> **What the exercise asks**: Continue the forum thread about bows for women archers from the point where it stops.

> **Text extract**:

Well, actually, the Mathews will still shoot 305 at 60#, assuming you use an IBO weight arrow (300 grains vs 350). That was my reasoning behind putting the IBO arrow weight in my post. 

I agree on designing a good bow, but some on here would have you believe its not a good bow for women just because Mathews rated it up to 70# draw weights. Thats simply not true. It is faster than the Diamond Edge at 305fps 29" 60 pounds... And right where the Equalizer was in IBO speed (which may be the best short draw bow yet)And many here (including me) will recommend the Edge/Equalizer bow to women. So why not get behind a faster-or just as fast bow that is designed specifically for women?

BTW, does Bowtech still make the Equalizer?
...oh yeah, no. lol


----------



## turtlebug (Aug 12, 2009)

ddd-shooter said:


> I think its a wonderful women's bow.
> It shoots faster than the Diamond Razor Edge 29"-60#-305. Passion IBO 29" 70# 325.
> It goes from 22" draw to 29" draw.
> It goes from 30-70# draw weights.
> ...





And how many of your average everyday housewife/motherly types who are getting in to archery for the first time are actually going to be able to draw a 60# bow?  

I don't care how "fit" you are, even if she's  the country club tennis playing type or goes to the Y and does aerobics four times a week, that doesn't mean her back muscles are gonna be strong. I've got a friend that works out daily, has beautiful arms and looks great. I had my bow at work one day to drop off at the shop and have some work done on it and at 53#, she couldn't even break it.

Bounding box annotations
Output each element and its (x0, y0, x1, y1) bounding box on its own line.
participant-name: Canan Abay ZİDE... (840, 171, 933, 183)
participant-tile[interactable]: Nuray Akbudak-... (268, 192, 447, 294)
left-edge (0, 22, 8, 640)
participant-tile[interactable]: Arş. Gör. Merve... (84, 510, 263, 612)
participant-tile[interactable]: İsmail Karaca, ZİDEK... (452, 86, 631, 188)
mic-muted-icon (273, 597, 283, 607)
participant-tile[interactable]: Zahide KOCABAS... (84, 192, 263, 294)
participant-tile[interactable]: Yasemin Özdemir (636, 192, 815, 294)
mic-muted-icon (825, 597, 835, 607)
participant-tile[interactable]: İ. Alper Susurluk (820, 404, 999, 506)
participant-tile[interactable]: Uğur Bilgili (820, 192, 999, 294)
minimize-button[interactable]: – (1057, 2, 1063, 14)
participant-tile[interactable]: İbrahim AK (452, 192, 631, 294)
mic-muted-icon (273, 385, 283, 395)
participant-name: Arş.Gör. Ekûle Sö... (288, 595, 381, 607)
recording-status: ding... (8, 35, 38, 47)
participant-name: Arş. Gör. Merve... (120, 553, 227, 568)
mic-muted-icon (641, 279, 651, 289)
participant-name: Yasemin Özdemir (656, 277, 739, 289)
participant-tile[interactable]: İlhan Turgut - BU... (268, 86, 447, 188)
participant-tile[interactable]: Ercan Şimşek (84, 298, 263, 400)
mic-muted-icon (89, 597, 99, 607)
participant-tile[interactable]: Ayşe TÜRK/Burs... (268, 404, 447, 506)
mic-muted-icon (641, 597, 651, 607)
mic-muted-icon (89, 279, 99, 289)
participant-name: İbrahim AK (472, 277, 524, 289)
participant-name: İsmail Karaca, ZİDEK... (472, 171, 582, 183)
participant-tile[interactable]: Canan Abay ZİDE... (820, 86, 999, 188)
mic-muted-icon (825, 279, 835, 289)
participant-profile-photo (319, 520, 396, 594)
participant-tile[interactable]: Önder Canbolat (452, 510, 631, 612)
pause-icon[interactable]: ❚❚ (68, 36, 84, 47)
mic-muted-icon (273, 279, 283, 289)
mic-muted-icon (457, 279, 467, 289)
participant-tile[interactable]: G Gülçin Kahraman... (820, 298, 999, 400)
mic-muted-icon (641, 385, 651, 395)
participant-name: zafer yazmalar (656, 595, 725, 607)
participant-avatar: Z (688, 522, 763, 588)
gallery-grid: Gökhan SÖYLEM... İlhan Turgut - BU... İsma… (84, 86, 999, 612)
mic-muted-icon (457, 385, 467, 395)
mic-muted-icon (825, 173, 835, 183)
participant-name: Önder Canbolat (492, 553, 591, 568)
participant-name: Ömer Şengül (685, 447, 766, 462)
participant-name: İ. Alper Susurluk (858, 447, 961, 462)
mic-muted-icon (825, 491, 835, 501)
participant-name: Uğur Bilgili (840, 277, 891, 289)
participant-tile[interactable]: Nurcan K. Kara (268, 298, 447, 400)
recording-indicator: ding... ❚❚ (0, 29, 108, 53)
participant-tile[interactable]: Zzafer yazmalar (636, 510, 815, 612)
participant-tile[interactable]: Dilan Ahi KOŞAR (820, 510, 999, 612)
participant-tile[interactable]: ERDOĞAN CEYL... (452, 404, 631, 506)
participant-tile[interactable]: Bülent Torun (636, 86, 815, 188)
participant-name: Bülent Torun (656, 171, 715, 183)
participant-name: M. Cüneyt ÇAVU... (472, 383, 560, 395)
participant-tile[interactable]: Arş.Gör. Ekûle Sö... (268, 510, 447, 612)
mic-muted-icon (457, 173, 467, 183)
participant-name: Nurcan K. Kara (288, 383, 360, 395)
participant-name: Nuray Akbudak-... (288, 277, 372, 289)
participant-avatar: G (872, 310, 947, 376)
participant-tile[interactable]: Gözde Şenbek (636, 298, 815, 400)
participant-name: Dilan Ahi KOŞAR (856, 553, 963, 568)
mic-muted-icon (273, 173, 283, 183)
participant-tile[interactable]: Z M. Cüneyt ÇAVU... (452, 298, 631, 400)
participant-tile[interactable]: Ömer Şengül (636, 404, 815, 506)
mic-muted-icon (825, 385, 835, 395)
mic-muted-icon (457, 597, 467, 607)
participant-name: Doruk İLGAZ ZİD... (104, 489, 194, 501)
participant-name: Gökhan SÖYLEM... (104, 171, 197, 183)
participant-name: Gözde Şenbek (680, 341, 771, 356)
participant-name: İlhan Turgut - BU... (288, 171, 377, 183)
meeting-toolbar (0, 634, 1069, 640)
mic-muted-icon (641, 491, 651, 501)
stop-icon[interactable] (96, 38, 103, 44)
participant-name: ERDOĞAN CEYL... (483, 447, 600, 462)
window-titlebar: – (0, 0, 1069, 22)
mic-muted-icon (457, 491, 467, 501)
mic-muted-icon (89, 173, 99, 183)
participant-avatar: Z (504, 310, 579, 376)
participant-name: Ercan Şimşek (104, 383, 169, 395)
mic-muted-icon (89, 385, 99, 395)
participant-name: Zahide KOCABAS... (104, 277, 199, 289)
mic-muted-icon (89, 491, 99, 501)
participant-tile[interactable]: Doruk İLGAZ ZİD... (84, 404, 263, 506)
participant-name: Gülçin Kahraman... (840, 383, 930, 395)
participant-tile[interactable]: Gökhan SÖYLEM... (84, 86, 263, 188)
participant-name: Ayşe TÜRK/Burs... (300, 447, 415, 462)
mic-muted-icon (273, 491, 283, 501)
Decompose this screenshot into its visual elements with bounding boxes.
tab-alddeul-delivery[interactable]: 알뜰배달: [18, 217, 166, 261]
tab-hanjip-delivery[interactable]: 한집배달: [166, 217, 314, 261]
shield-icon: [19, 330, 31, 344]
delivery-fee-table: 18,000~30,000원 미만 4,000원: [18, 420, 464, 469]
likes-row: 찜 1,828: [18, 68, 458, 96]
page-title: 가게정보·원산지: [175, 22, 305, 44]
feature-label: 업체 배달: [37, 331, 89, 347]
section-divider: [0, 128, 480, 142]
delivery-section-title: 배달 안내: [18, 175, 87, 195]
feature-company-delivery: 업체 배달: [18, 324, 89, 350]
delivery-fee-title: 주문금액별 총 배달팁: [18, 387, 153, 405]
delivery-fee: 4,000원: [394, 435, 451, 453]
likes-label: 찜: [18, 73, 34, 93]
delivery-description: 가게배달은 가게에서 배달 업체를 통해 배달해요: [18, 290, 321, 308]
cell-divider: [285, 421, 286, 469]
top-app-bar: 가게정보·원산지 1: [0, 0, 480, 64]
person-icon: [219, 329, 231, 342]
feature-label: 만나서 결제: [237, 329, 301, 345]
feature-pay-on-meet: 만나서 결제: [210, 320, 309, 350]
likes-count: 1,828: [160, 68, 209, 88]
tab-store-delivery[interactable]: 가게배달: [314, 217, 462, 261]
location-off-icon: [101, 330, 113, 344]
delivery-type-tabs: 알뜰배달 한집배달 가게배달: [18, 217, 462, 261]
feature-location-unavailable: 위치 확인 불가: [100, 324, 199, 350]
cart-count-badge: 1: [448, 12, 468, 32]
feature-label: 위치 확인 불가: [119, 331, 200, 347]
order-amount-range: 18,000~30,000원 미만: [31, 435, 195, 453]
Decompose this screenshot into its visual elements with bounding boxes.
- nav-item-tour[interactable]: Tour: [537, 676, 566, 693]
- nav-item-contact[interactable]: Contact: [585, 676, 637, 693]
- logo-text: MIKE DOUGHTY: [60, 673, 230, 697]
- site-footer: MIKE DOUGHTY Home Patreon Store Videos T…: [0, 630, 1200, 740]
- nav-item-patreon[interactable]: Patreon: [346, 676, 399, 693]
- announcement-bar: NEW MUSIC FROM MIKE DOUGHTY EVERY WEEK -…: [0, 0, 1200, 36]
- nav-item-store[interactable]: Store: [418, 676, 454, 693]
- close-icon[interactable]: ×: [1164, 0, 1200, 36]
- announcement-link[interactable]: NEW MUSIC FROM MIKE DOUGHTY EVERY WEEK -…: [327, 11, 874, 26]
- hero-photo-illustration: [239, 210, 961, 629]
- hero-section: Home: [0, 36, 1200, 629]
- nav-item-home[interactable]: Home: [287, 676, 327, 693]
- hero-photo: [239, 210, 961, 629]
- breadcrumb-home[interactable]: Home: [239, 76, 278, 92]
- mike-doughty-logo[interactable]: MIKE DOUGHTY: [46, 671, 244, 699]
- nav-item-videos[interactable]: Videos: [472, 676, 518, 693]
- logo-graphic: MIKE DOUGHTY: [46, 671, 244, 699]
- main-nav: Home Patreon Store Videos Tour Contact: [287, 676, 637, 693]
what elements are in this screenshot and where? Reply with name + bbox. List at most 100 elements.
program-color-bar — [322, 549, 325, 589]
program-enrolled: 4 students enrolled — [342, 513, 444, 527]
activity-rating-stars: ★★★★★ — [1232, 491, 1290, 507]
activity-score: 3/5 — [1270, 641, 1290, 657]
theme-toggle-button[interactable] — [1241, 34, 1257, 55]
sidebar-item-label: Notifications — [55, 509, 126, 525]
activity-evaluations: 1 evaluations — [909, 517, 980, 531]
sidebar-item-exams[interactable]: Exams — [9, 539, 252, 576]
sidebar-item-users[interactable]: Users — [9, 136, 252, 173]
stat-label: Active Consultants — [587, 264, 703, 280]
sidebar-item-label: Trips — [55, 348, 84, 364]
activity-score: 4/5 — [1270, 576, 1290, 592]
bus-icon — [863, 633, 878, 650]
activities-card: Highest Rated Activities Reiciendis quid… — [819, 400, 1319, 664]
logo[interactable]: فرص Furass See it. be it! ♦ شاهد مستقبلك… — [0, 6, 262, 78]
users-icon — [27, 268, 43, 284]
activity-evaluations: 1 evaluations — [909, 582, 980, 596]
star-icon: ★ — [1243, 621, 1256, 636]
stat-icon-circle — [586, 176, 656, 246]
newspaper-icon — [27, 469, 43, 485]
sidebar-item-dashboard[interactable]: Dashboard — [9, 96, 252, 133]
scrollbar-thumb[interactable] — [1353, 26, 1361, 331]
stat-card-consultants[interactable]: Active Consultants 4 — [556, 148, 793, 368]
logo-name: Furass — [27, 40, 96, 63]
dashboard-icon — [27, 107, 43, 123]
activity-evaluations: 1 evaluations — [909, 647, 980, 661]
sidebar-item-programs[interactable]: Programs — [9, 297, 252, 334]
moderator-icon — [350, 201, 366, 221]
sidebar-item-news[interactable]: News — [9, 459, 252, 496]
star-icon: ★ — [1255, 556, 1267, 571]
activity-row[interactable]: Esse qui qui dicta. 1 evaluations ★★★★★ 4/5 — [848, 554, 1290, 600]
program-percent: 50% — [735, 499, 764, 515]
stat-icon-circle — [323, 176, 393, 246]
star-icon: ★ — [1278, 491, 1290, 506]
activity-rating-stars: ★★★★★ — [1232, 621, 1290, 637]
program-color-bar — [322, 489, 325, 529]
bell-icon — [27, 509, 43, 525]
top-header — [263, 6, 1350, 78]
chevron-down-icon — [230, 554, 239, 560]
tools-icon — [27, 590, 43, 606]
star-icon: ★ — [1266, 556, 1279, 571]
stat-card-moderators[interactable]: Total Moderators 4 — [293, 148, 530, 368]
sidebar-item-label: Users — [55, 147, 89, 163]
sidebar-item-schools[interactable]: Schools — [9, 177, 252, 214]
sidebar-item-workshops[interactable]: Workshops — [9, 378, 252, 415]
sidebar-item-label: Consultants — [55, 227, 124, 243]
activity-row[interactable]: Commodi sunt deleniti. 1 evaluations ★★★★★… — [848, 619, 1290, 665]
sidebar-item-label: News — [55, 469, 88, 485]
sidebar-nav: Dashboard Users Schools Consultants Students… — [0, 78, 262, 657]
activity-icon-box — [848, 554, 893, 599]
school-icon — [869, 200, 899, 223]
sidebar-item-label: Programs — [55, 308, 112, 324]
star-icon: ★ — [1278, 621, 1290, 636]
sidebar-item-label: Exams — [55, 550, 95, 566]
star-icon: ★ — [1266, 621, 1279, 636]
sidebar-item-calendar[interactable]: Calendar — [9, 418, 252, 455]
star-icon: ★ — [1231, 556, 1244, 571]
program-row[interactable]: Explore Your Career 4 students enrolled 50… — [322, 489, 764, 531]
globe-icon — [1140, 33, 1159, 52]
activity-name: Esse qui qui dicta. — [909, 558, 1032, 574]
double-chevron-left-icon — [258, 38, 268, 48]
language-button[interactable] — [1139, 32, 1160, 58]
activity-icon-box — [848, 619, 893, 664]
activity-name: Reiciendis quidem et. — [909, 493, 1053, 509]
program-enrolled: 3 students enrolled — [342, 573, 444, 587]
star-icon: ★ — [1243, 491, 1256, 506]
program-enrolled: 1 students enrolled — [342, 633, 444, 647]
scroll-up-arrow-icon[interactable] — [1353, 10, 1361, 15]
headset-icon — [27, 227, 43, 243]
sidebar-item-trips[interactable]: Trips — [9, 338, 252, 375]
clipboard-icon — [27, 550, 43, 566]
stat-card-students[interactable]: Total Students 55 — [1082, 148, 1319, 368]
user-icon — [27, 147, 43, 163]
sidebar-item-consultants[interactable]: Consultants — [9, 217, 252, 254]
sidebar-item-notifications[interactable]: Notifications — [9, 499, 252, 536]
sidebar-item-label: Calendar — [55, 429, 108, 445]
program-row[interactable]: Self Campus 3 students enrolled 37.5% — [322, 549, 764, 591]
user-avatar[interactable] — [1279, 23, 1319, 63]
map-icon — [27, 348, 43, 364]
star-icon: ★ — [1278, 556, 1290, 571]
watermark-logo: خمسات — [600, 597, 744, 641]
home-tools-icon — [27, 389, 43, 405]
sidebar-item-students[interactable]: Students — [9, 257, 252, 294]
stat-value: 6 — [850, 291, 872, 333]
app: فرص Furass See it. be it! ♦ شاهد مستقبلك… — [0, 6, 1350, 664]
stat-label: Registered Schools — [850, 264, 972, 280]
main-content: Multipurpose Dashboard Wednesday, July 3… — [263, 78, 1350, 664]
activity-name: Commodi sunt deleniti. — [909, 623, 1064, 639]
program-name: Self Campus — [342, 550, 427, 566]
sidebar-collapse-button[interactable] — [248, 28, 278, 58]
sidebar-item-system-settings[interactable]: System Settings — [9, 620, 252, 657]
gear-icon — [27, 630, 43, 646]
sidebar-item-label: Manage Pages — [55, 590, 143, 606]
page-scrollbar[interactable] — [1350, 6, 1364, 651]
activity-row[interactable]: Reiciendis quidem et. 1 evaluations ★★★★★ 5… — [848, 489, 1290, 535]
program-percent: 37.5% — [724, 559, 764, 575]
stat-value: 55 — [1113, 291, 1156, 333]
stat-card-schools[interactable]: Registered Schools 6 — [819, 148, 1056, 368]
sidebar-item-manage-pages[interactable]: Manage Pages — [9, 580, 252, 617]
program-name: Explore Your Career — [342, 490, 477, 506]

> **Written answer**:
IMHO, for the price of the Passion, a woman who is serious about archery isn't going to want a bow that looks like she bought it at a mall boutique.


----------



## ddd-shooter (Aug 12, 2009)

turtlebug said:


> And how many of your average everyday housewife/motherly types who are getting in to archery for the first time are actually going to be able to draw a 60# bow?
> 
> I don't care how "fit" you are, even if she's  the country club tennis playing type or goes to the Y and does aerobics four times a week, that doesn't mean her back muscles are gonna be strong. I've got a friend that works out daily, has beautiful arms and looks great. I had my bow at work one day to drop off at the shop and have some work done on it and at 53#, she couldn't even break it.
> 
> IMHO, for the price of the Passion, a woman who is serious about archery isn't going to want a bow that looks like she bought it at a mall boutique.



For the life of me, I cannot think why women think they need a bow just for them, and complain when they get one, because its too girly 

Once again THE MATHEWS PASSION IS AVAILABLE IN DRAW WEIGHTS FROM 30-70 POUNDS.

The Razor Edge is IBO'd at 60 pounds-the Equalizer at 60 and yet no one complains because most women can't pull 60. Why the fuss now?


----------



## dux-n-dawgs (Aug 12, 2009)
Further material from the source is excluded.